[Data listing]
——————————

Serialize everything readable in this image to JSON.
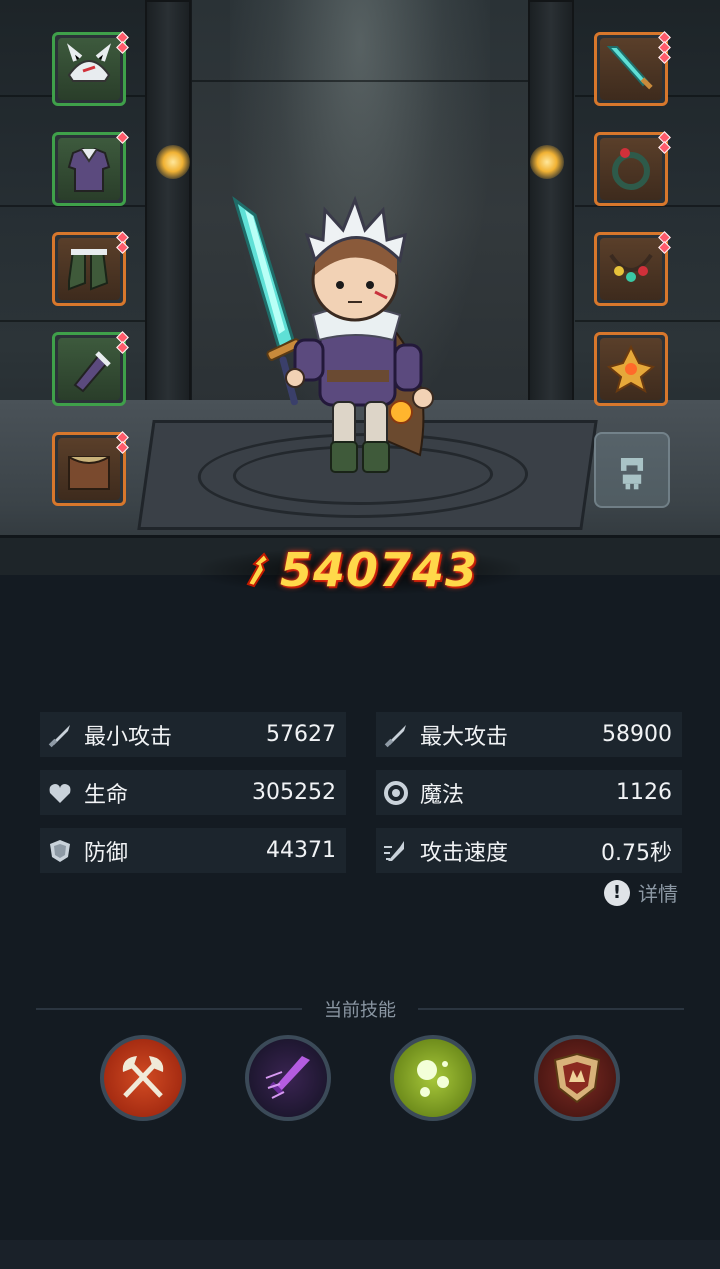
{
  "hero": {
    "power": "540743"
  },
  "equipment": {
    "left": [
      {
        "name": "helmet",
        "rarity": "green",
        "gems": 2
      },
      {
        "name": "armor",
        "rarity": "green",
        "gems": 1
      },
      {
        "name": "boots",
        "rarity": "orange",
        "gems": 2
      },
      {
        "name": "gloves",
        "rarity": "green",
        "gems": 2
      },
      {
        "name": "belt",
        "rarity": "orange",
        "gems": 2
      }
    ],
    "right": [
      {
        "name": "sword",
        "rarity": "orange",
        "gems": 3
      },
      {
        "name": "ring",
        "rarity": "orange",
        "gems": 2
      },
      {
        "name": "necklace",
        "rarity": "orange",
        "gems": 2
      },
      {
        "name": "amulet",
        "rarity": "orange",
        "gems": 0
      }
    ]
  },
  "stats": [
    {
      "label": "最小攻击",
      "value": "57627",
      "icon": "sword-icon"
    },
    {
      "label": "最大攻击",
      "value": "58900",
      "icon": "sword-icon"
    },
    {
      "label": "生命",
      "value": "305252",
      "icon": "heart-icon"
    },
    {
      "label": "魔法",
      "value": "1126",
      "icon": "magic-icon"
    },
    {
      "label": "防御",
      "value": "44371",
      "icon": "shield-icon"
    },
    {
      "label": "攻击速度",
      "value": "0.75秒",
      "icon": "speed-icon"
    }
  ],
  "details_label": "详情",
  "skills": {
    "title": "当前技能",
    "items": [
      {
        "name": "axes-skill"
      },
      {
        "name": "dagger-skill"
      },
      {
        "name": "poison-skill"
      },
      {
        "name": "shield-skill"
      }
    ]
  },
  "colors": {
    "background": "#141b22",
    "stat_row": "#1c252d",
    "power_text": "#ffd84a",
    "rarity_green": "#3fa04a",
    "rarity_orange": "#d7772c"
  }
}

——————————

EXERCISE INSTRUCTIONS:
Where a line of the material above holds the string "icon", copy that line.

OUTPUT OF THE TASK:
      "icon": "sword-icon"
      "icon": "sword-icon"
      "icon": "heart-icon"
      "icon": "magic-icon"
      "icon": "shield-icon"
      "icon": "speed-icon"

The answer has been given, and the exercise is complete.